[Dataset items]
>> BEGIN

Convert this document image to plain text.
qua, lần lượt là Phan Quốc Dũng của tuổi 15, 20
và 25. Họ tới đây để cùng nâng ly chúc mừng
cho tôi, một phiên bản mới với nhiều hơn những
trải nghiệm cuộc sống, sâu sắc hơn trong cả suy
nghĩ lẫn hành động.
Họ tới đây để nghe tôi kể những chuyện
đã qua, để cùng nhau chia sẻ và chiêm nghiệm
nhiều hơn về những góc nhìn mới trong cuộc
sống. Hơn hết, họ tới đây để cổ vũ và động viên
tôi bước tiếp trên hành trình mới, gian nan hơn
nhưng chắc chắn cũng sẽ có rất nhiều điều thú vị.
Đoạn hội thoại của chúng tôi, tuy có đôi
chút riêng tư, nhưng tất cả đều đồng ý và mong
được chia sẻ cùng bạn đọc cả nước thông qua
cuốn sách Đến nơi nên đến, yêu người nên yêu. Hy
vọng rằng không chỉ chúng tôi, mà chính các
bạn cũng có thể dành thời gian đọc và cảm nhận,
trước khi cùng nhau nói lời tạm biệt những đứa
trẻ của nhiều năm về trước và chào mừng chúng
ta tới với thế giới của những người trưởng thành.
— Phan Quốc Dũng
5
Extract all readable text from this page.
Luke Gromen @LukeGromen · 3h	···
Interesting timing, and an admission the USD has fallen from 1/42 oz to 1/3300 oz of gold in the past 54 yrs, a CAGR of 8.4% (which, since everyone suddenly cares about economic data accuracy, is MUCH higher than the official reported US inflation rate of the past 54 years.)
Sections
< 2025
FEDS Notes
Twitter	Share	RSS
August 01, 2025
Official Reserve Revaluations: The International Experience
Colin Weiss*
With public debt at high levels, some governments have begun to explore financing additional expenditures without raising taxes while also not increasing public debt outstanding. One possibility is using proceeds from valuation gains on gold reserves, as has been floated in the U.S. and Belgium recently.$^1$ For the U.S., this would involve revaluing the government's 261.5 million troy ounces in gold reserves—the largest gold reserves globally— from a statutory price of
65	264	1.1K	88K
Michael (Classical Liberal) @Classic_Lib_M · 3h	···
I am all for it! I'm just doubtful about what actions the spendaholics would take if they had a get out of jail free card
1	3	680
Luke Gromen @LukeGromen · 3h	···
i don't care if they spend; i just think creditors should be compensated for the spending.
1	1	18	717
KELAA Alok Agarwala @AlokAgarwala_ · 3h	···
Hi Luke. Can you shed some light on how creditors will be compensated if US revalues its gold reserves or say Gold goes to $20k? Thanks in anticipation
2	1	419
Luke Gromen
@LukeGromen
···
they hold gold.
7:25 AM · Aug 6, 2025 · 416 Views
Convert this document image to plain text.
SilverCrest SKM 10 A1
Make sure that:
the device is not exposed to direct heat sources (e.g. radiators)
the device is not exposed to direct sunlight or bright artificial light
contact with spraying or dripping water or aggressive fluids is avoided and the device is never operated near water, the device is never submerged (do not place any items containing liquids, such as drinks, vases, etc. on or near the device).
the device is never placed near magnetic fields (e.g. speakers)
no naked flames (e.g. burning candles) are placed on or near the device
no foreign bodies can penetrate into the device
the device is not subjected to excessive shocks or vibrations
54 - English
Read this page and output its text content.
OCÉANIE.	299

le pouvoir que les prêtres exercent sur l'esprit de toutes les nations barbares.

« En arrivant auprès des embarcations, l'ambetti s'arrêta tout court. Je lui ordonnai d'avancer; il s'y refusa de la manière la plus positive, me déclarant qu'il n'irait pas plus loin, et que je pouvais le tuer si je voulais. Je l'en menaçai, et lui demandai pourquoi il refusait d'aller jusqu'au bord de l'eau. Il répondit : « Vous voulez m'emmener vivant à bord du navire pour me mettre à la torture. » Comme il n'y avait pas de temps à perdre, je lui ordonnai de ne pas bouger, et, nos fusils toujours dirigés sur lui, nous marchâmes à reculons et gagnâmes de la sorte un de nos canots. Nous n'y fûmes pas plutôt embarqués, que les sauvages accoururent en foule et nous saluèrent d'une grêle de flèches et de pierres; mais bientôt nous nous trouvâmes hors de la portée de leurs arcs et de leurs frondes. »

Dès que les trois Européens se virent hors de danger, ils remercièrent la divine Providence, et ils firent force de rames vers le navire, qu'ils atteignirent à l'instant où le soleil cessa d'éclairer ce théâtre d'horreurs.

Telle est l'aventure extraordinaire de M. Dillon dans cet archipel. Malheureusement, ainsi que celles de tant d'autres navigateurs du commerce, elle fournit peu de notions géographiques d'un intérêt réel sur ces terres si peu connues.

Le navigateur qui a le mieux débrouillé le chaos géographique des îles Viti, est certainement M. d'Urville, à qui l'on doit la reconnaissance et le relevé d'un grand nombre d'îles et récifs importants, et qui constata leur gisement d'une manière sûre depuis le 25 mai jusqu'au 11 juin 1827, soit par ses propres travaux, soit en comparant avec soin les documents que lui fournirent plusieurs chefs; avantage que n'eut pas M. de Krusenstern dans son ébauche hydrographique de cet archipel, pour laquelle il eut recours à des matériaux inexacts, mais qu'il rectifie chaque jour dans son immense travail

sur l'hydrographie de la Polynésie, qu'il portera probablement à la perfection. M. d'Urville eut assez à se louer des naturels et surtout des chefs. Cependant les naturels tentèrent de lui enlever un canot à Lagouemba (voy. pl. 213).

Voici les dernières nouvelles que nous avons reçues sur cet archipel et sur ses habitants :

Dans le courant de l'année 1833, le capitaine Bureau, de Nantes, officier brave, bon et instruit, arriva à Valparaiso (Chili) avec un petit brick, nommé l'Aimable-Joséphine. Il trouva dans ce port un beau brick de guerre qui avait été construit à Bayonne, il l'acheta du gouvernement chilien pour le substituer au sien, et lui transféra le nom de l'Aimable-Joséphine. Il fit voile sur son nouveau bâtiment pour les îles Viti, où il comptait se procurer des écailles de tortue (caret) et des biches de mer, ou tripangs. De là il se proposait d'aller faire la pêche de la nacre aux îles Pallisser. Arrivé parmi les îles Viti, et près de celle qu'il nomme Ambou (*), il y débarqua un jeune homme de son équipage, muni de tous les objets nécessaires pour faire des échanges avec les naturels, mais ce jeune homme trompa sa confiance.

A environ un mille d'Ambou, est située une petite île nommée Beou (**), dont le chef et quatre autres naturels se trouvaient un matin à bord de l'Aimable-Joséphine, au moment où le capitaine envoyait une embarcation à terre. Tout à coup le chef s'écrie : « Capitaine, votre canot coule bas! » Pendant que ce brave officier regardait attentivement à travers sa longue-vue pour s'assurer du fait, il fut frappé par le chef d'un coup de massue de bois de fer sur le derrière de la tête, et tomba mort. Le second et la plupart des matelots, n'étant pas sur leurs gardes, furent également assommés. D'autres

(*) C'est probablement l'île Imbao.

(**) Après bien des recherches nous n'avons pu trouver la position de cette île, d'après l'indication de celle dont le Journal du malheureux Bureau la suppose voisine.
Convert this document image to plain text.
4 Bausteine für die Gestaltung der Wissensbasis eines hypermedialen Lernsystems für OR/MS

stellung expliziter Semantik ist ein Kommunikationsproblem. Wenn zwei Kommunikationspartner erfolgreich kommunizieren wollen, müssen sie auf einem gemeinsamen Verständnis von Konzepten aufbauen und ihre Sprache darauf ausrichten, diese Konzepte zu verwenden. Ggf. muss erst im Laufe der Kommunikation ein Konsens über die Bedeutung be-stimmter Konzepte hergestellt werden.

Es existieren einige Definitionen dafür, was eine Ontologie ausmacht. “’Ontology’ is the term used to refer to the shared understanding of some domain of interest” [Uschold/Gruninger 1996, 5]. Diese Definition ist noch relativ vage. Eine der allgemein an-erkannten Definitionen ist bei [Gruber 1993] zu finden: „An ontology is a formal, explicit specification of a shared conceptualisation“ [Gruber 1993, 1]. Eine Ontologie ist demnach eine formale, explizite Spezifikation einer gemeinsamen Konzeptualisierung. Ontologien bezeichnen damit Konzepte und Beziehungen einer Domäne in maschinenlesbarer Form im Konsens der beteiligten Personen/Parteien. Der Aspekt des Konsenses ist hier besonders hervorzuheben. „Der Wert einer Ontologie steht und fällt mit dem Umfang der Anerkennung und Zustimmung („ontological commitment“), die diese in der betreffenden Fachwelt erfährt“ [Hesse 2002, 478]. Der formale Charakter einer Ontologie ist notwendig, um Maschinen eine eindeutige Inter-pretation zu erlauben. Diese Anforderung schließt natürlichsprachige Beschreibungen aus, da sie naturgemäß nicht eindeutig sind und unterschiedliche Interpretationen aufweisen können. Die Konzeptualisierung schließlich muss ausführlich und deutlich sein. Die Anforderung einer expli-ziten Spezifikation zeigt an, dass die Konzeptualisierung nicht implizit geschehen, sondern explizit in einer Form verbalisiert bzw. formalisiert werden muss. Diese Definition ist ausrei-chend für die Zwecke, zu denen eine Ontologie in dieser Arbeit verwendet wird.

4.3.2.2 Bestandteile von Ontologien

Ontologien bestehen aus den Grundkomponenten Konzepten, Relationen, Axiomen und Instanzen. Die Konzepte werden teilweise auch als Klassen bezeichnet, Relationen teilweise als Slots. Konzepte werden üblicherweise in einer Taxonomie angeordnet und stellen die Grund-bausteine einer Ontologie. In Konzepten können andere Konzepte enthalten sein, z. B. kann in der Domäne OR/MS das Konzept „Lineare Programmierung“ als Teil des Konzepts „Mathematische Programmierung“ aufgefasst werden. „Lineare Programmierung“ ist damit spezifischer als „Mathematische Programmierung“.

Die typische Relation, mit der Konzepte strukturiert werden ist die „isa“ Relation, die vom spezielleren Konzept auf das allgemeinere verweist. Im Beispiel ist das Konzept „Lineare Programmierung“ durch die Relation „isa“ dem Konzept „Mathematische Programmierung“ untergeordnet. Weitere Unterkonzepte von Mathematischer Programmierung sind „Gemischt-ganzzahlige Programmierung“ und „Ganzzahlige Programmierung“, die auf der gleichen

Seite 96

>> END

- **What you have to do**
Identify the lines of the entries containing the string "cùng". Copy each such line.

- **Full answer**
và 25. Họ tới đây để cùng nâng ly chúc mừng
đã qua, để cùng nhau chia sẻ và chiêm nghiệm
được chia sẻ cùng bạn đọc cả nước thông qua
trước khi cùng nhau nói lời tạm biệt những đứa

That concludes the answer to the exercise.